[Data listing]

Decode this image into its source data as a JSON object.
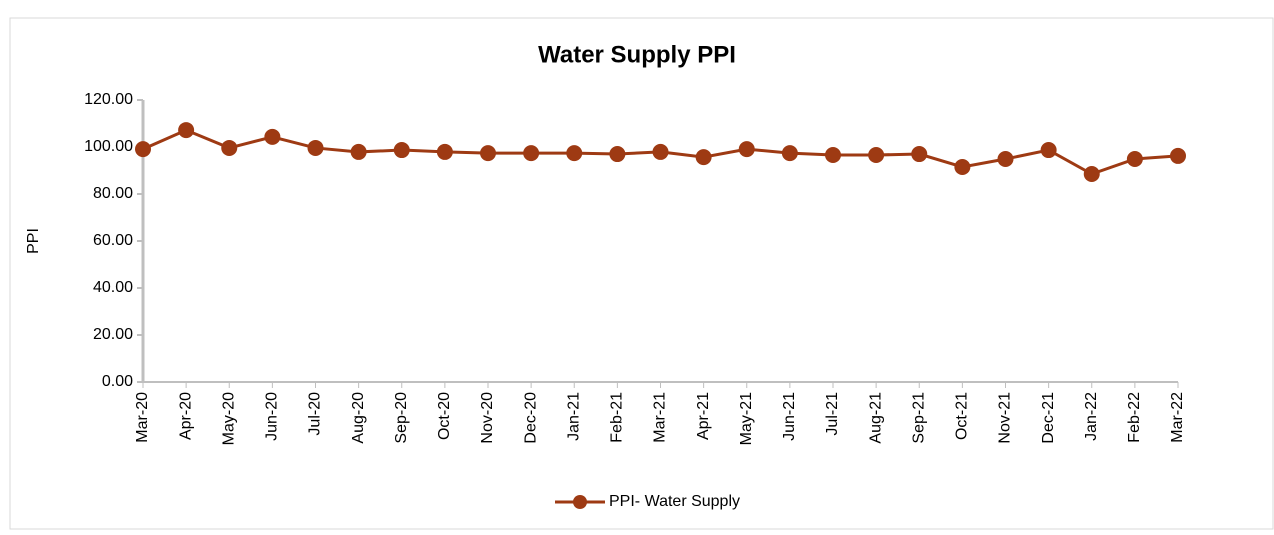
{
  "chart_data": {
    "type": "line",
    "title": "Water Supply PPI",
    "y_label": "PPI",
    "categories": [
      "Mar-20",
      "Apr-20",
      "May-20",
      "Jun-20",
      "Jul-20",
      "Aug-20",
      "Sep-20",
      "Oct-20",
      "Nov-20",
      "Dec-20",
      "Jan-21",
      "Feb-21",
      "Mar-21",
      "Apr-21",
      "May-21",
      "Jun-21",
      "Jul-21",
      "Aug-21",
      "Sep-21",
      "Oct-21",
      "Nov-21",
      "Dec-21",
      "Jan-22",
      "Feb-22",
      "Mar-22"
    ],
    "series": [
      {
        "name": "PPI- Water Supply",
        "color": "#9e3a13",
        "values": [
          99.1,
          107.2,
          99.6,
          104.3,
          99.6,
          97.9,
          98.7,
          97.9,
          97.4,
          97.4,
          97.4,
          97.0,
          97.9,
          95.7,
          99.1,
          97.4,
          96.6,
          96.6,
          97.0,
          91.5,
          94.9,
          98.7,
          88.5,
          94.9,
          96.2
        ]
      }
    ],
    "ylim": [
      0,
      120
    ],
    "yticks": [
      {
        "value": 0,
        "label": "0.00"
      },
      {
        "value": 20,
        "label": "20.00"
      },
      {
        "value": 40,
        "label": "40.00"
      },
      {
        "value": 60,
        "label": "60.00"
      },
      {
        "value": 80,
        "label": "80.00"
      },
      {
        "value": 100,
        "label": "100.00"
      },
      {
        "value": 120,
        "label": "120.00"
      }
    ],
    "legend": "bottom"
  }
}
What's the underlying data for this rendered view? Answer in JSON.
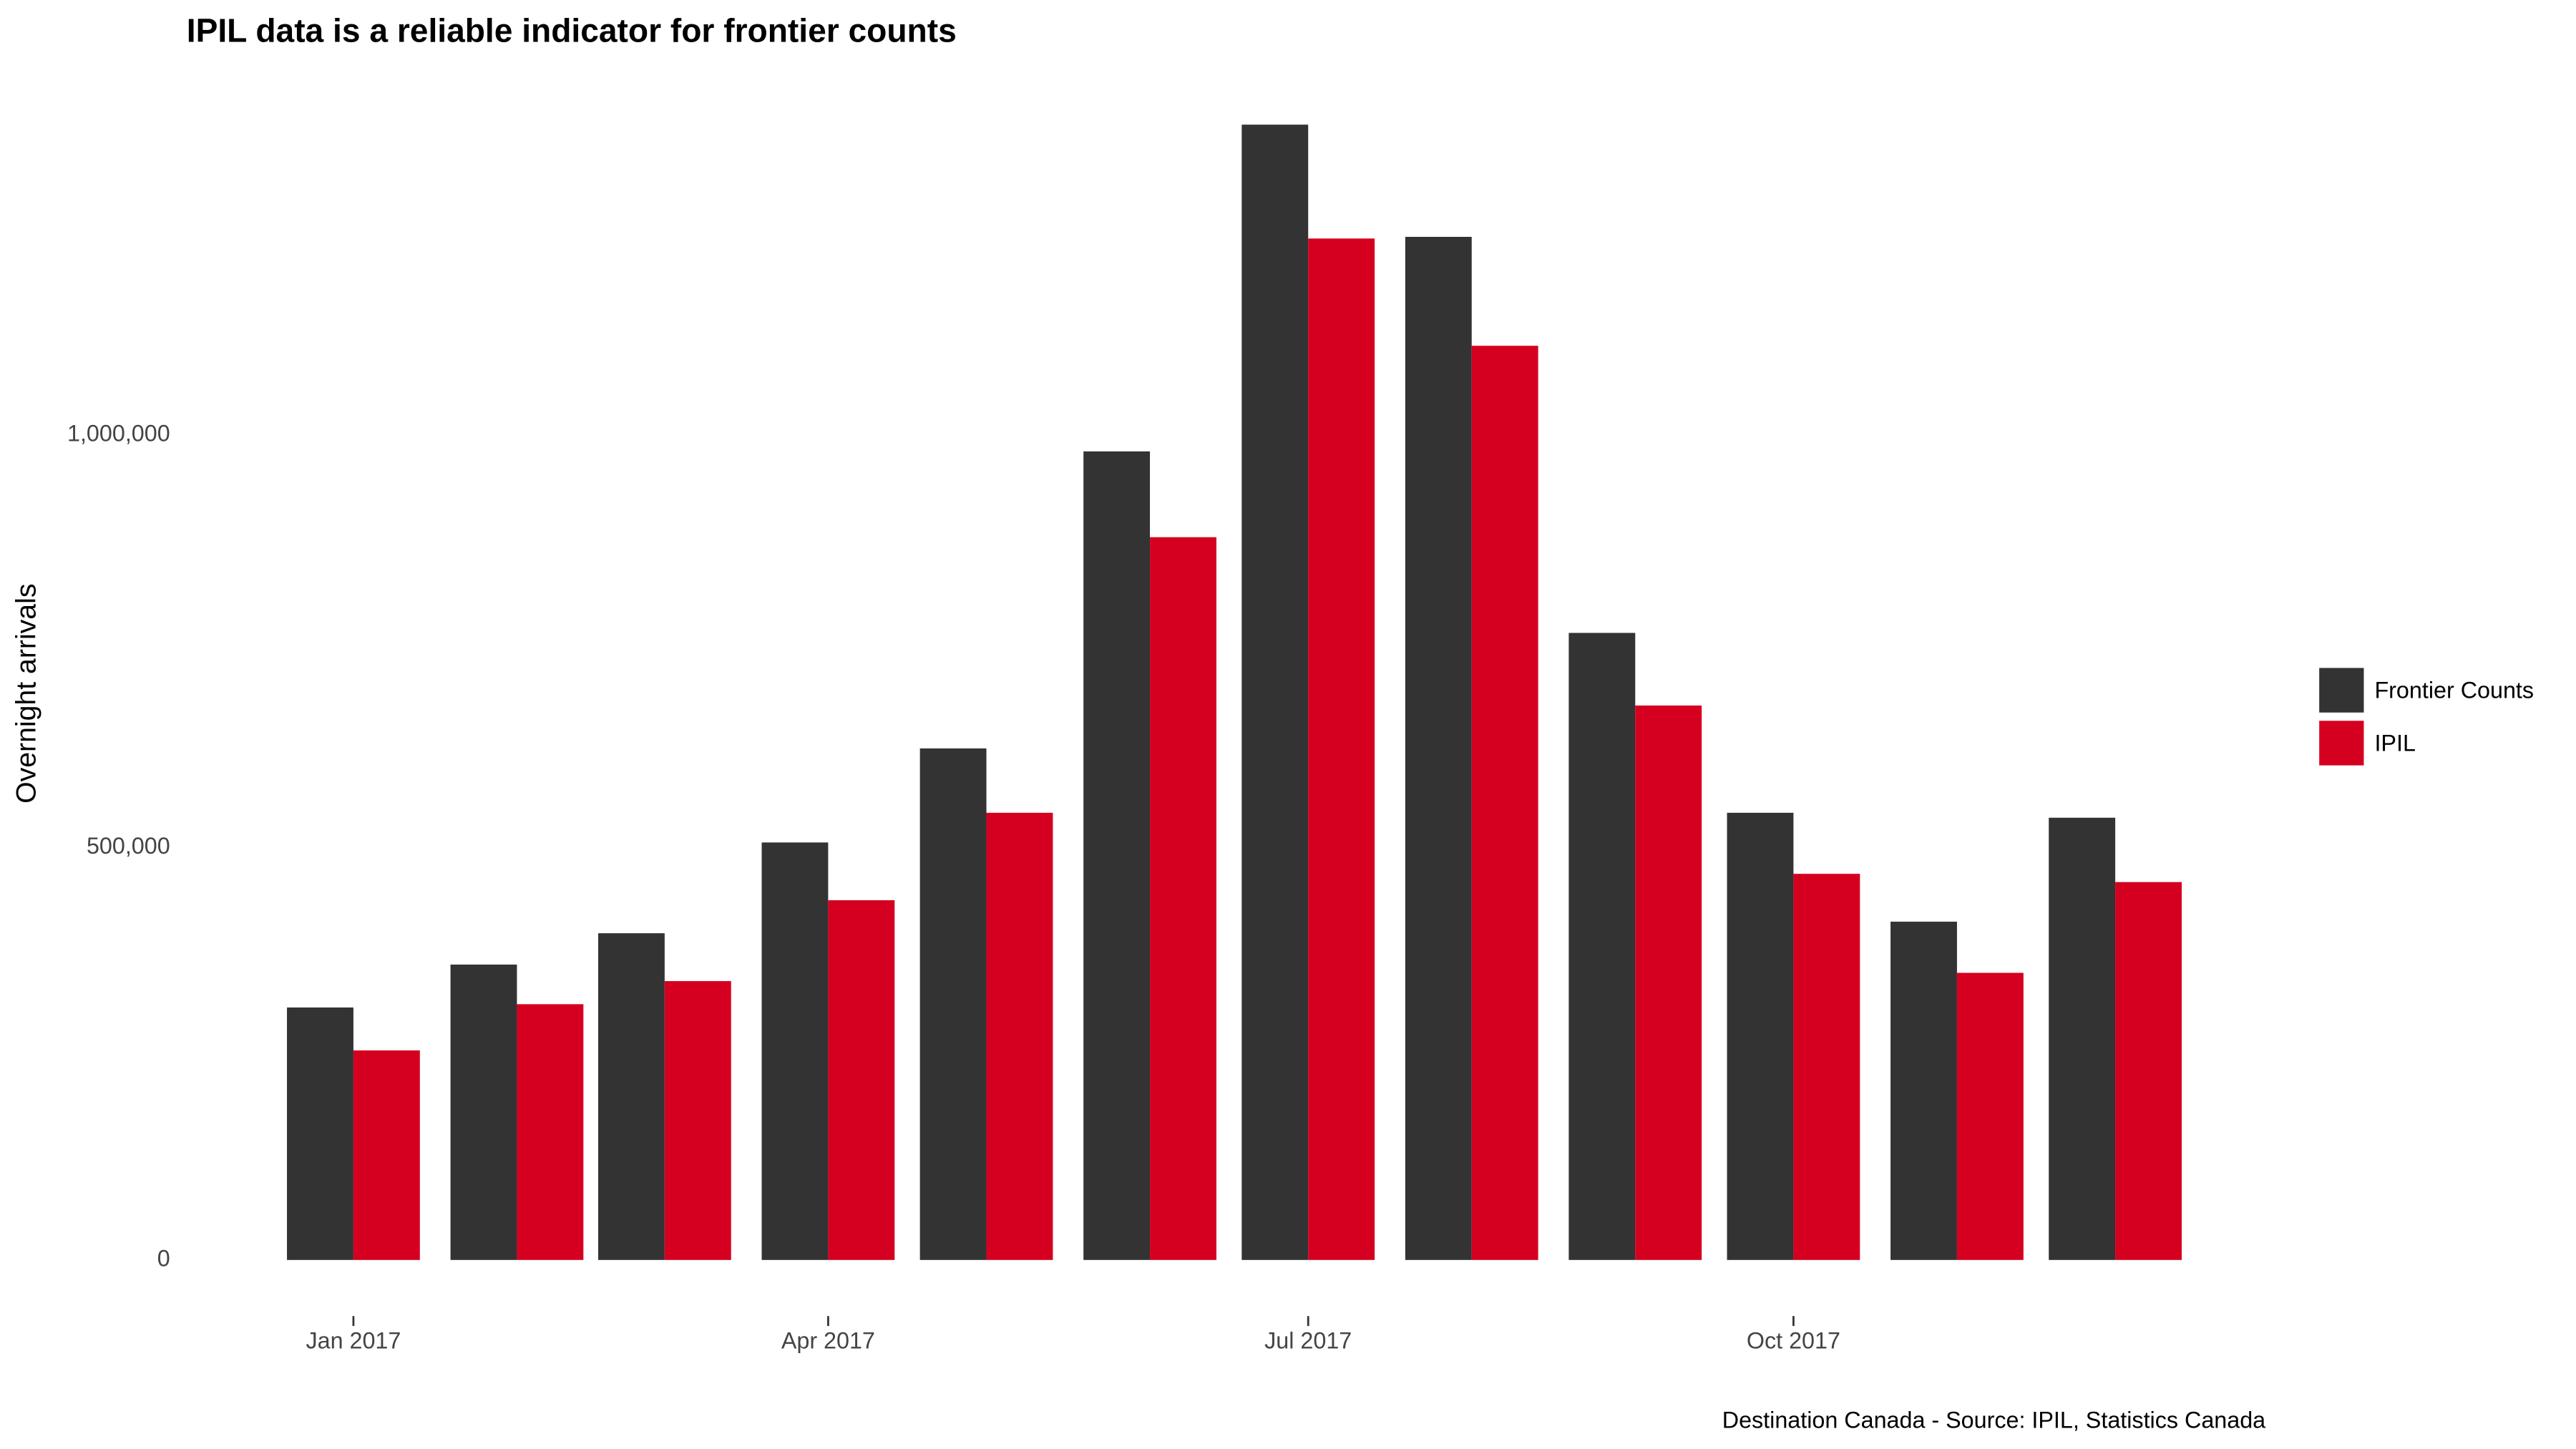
{
  "chart_data": {
    "type": "bar",
    "title": "IPIL data is a reliable indicator for frontier counts",
    "y_label": "Overnight arrivals",
    "caption": "Destination Canada - Source: IPIL, Statistics Canada",
    "x": [
      "2017-01",
      "2017-02",
      "2017-03",
      "2017-04",
      "2017-05",
      "2017-06",
      "2017-07",
      "2017-08",
      "2017-09",
      "2017-10",
      "2017-11",
      "2017-12"
    ],
    "xlim": [
      "2016-12",
      "2018-01"
    ],
    "xticks": [
      {
        "value": "2017-01",
        "label": "Jan 2017"
      },
      {
        "value": "2017-04",
        "label": "Apr 2017"
      },
      {
        "value": "2017-07",
        "label": "Jul 2017"
      },
      {
        "value": "2017-10",
        "label": "Oct 2017"
      }
    ],
    "ylim": [
      -60000,
      1410000
    ],
    "yticks": [
      0,
      {
        "value": 500000,
        "label": "500,000"
      },
      {
        "value": 1000000,
        "label": "1,000,000"
      }
    ],
    "grid": false,
    "legend": "right",
    "series": [
      {
        "name": "Frontier Counts",
        "color": "#333333",
        "values": [
          306000,
          358000,
          396000,
          506000,
          620000,
          980000,
          1376000,
          1240000,
          760000,
          542000,
          410000,
          536000
        ]
      },
      {
        "name": "IPIL",
        "color": "#d50020",
        "values": [
          254000,
          310000,
          338000,
          436000,
          542000,
          876000,
          1238000,
          1108000,
          672000,
          468000,
          348000,
          458000
        ]
      }
    ]
  }
}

WORK TO COMPLETE:
Do not include images; quote all of the entries above exactly.

SOLUTION BELOW:
Decode this image into its source data as a JSON object.
{
  "chart_data": {
    "type": "line",
    "title": "Water Supply PPI",
    "y_label": "PPI",
    "categories": [
      "Mar-20",
      "Apr-20",
      "May-20",
      "Jun-20",
      "Jul-20",
      "Aug-20",
      "Sep-20",
      "Oct-20",
      "Nov-20",
      "Dec-20",
      "Jan-21",
      "Feb-21",
      "Mar-21",
      "Apr-21",
      "May-21",
      "Jun-21",
      "Jul-21",
      "Aug-21",
      "Sep-21",
      "Oct-21",
      "Nov-21",
      "Dec-21",
      "Jan-22",
      "Feb-22",
      "Mar-22"
    ],
    "series": [
      {
        "name": "PPI- Water Supply",
        "color": "#9e3a13",
        "values": [
          99.1,
          107.2,
          99.6,
          104.3,
          99.6,
          97.9,
          98.7,
          97.9,
          97.4,
          97.4,
          97.4,
          97.0,
          97.9,
          95.7,
          99.1,
          97.4,
          96.6,
          96.6,
          97.0,
          91.5,
          94.9,
          98.7,
          88.5,
          94.9,
          96.2
        ]
      }
    ],
    "ylim": [
      0,
      120
    ],
    "yticks": [
      {
        "value": 0,
        "label": "0.00"
      },
      {
        "value": 20,
        "label": "20.00"
      },
      {
        "value": 40,
        "label": "40.00"
      },
      {
        "value": 60,
        "label": "60.00"
      },
      {
        "value": 80,
        "label": "80.00"
      },
      {
        "value": 100,
        "label": "100.00"
      },
      {
        "value": 120,
        "label": "120.00"
      }
    ],
    "legend": "bottom"
  }
}
What's the underlying data for this rendered view? Answer in JSON.
{
  "chart_data": {
    "type": "bar",
    "title": "IPIL data is a reliable indicator for frontier counts",
    "y_label": "Overnight arrivals",
    "caption": "Destination Canada - Source: IPIL, Statistics Canada",
    "x": [
      "2017-01",
      "2017-02",
      "2017-03",
      "2017-04",
      "2017-05",
      "2017-06",
      "2017-07",
      "2017-08",
      "2017-09",
      "2017-10",
      "2017-11",
      "2017-12"
    ],
    "xlim": [
      "2016-12",
      "2018-01"
    ],
    "xticks": [
      {
        "value": "2017-01",
        "label": "Jan 2017"
      },
      {
        "value": "2017-04",
        "label": "Apr 2017"
      },
      {
        "value": "2017-07",
        "label": "Jul 2017"
      },
      {
        "value": "2017-10",
        "label": "Oct 2017"
      }
    ],
    "ylim": [
      -60000,
      1410000
    ],
    "yticks": [
      0,
      {
        "value": 500000,
        "label": "500,000"
      },
      {
        "value": 1000000,
        "label": "1,000,000"
      }
    ],
    "grid": false,
    "legend": "right",
    "series": [
      {
        "name": "Frontier Counts",
        "color": "#333333",
        "values": [
          306000,
          358000,
          396000,
          506000,
          620000,
          980000,
          1376000,
          1240000,
          760000,
          542000,
          410000,
          536000
        ]
      },
      {
        "name": "IPIL",
        "color": "#d50020",
        "values": [
          254000,
          310000,
          338000,
          436000,
          542000,
          876000,
          1238000,
          1108000,
          672000,
          468000,
          348000,
          458000
        ]
      }
    ]
  }
}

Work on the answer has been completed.